## begin Selected passage

On Fri, November 29, 2013 12:46 pm, Rene Struik wrote:
> Dear colleagues:
>
> Please find below my review of the Dragonfly protocol
> (draft-irtf-cfrg-dragonfly-02).
>
> This review was triggered by the IETF LC that was recently initiated in
> the TLS WG on the related draft draft-ietf-tls-pwd-01. However, review
> comments below *strictly* apply to the latest CFRG draft only; the
> related TLS draft will be dealt with separately. (Contrary to the
> suggestion in the IETF LC, the cryptographic constructs underlying the
> TLS draft and the CFRG draft cannot be mapped to each other.)
>
> Note: To my knowledge, current status CFRG draft is unknown. Last
> mailing list discussion of December 12, 2012 [3] primarily focused on
> potential side channel attacks on the password-to-base point mapping,
> which triggered some changes in the draft (draft reviewed below was
> posted Aug 27, 2013). To my knowledge, contrary to implicit message in
> TLS WG LC, no "blessing" by CFRG was received.

  The status of any draft can be determined from the tracker, specifically:

      https://datatracker.ietf.org/doc/draft-irtf-cfrg-dragonfly/

It has an IRTF state and an IESG state.

> One-line summary: While the proposed protocol could probably be made to
> work, it would require more work to get there, including removal of
> security weaknesses (see analysis below).
>
> Review notes:
>
> 1) Abstract.
> This draft proposes a password-based key agreement scheme (including key
> confirmation), based on knowledge by either party of a shared
> low-entropy password. The scheme resembles the ephemeral Diffie-Hellman
> key agreement scheme, where the generator of the DH group used is
> derived from the shared password.
>
> 2) General comments.
> a) Security evidence. The protocol would benefit from detailed
> cryptanalysis, which is currently lacking. While the document
> cross-references other standards that have implemented (a variant of)
> the protocol, this should not be seen as substitute for the need to
> provide technical evidence.
> b) Protocol rationale. It is unclear what makes this protocol special
> compared to other contenders: there are quite a few password-based
> protocols out there, of which one could focus on ones with similar or
> better performance and with detailed cryptanalysis.

  There is no claim of "specialness" being made in the draft.

  And nothing is stopping you from doing work to focus on protocols that
pique your interest.

> 3) Security comments (require fixing).
> a) The protocol succumbs to a simple reflection attack, an elementary
> protocol attack (see [1, Section 12.9.1]), where the responding party
> simply bounces back messages sent by the initiator of the protocol. This
> follows immediately from the way the key confirmation exchange messages
> re structured (Section 3.4, p. 12). While it seems quite easy to fix the
> protocol thereby thwarting this attack, it is quite serious that this
> attack occurs in the first place (and has not been discovered yet). This
> re-emphasizes the need to have protocols accompanied by detailed
> technical rationale.

  Actually this was mentioned in other instantiations of dragonfly,
namely RFC 5931 and IEEE Std 802.11-2012. My bad for not mentioning
it here. Thanks for reminding me!

## end Selected passage
## begin Data supplied

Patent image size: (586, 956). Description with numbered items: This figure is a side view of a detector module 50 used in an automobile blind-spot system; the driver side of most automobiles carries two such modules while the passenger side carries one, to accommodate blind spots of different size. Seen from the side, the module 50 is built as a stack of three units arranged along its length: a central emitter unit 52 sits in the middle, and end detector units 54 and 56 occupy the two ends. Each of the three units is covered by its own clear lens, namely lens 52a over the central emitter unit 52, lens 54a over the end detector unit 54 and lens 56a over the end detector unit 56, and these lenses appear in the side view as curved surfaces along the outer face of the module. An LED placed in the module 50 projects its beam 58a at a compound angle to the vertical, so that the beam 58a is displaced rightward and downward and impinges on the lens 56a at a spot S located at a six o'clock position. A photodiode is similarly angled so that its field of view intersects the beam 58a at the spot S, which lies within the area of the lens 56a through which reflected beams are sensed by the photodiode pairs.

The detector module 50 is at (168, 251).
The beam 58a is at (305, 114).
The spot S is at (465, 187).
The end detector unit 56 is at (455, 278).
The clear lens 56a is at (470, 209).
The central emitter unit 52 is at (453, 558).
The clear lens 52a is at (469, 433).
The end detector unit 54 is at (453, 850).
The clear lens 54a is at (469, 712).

## end Data supplied
## begin Data supplied

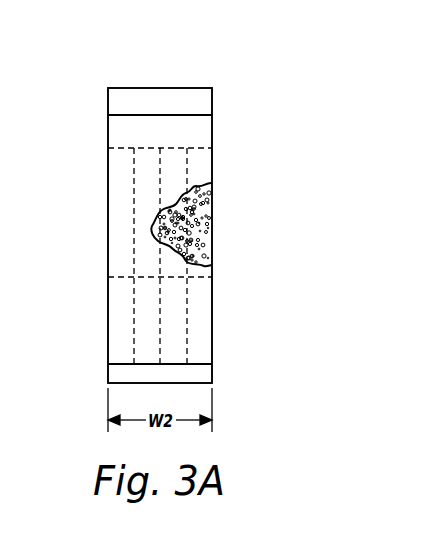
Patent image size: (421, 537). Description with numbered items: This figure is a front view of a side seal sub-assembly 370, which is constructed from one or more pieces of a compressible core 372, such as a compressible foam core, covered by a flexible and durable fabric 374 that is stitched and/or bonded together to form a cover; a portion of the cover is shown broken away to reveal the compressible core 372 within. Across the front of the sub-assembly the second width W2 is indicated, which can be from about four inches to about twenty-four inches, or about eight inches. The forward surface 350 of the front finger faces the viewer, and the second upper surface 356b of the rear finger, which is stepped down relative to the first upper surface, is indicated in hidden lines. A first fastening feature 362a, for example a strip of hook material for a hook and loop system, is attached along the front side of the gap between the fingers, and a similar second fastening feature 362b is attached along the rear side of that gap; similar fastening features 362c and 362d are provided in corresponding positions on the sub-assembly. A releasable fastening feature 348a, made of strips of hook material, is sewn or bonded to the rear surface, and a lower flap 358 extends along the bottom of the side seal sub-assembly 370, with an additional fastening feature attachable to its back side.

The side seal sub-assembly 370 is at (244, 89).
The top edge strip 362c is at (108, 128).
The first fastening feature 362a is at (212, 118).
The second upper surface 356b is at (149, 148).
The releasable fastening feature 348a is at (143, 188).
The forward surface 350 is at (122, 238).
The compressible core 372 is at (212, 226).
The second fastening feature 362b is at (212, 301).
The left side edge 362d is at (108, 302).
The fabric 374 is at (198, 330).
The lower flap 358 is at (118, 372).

## end Data supplied
## begin Data supplied

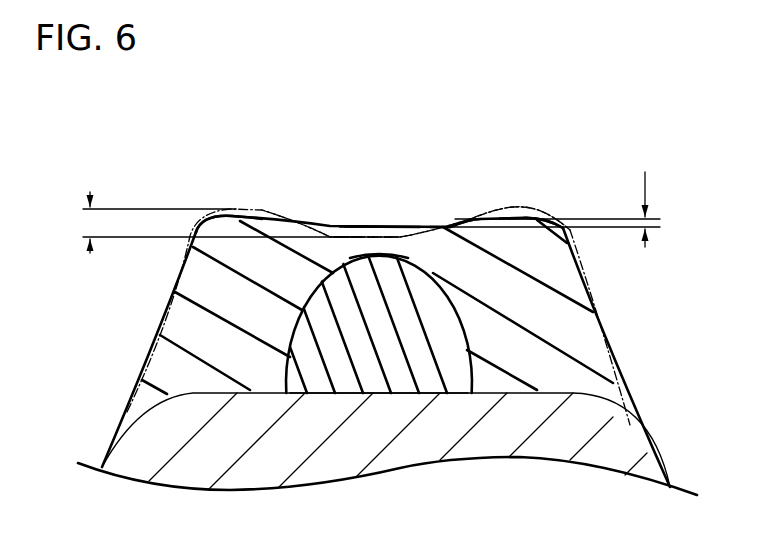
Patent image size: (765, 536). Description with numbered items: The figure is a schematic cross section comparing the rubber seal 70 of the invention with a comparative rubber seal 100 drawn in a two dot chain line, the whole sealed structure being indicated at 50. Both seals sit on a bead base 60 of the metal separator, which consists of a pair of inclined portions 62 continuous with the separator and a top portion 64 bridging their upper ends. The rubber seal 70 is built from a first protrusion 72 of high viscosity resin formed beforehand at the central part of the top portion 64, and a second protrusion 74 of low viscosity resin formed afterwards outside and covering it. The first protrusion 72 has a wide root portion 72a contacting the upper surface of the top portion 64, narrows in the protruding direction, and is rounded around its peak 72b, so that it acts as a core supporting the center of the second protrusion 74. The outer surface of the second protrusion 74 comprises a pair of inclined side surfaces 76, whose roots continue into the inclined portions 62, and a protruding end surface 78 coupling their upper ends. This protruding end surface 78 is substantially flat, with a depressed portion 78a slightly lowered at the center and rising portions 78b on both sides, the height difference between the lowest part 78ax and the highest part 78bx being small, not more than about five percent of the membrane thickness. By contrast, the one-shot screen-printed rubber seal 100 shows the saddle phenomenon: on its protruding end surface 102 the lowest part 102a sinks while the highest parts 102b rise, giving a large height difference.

## end Data supplied

§ **Directions**
1 > In the Dragonfly review thread, which two other instantiations of dragonfly already mentioned the reflection attack?
2 > In the listing, take the part that opens with the line containing "Patent image size: (421, 537)." and closes with the line containing "The top edge strip 362c is at (108, 128).", and write it out again with "front view" replaced by "frontal view", leaving everything else unchanged. Return only those lines.

§ **Expected outputs**
1 > RFC 5931 and IEEE Std 802.11-2012.

2 >
Patent image size: (421, 537). Description with numbered items: This figure is a frontal view of a side seal sub-assembly 370, which is constructed from one or more pieces of a compressible core 372, such as a compressible foam core, covered by a flexible and durable fabric 374 that is stitched and/or bonded together to form a cover; a portion of the cover is shown broken away to reveal the compressible core 372 within. Across the front of the sub-assembly the second width W2 is indicated, which can be from about four inches to about twenty-four inches, or about eight inches. The forward surface 350 of the front finger faces the viewer, and the second upper surface 356b of the rear finger, which is stepped down relative to the first upper surface, is indicated in hidden lines. A first fastening feature 362a, for example a strip of hook material for a hook and loop system, is attached along the front side of the gap between the fingers, and a similar second fastening feature 362b is attached along the rear side of that gap; similar fastening features 362c and 362d are provided in corresponding positions on the sub-assembly. A releasable fastening feature 348a, made of strips of hook material, is sewn or bonded to the rear surface, and a lower flap 358 extends along the bottom of the side seal sub-assembly 370, with an additional fastening feature attachable to its back side.

The side seal sub-assembly 370 is at (244, 89).
The top edge strip 362c is at (108, 128).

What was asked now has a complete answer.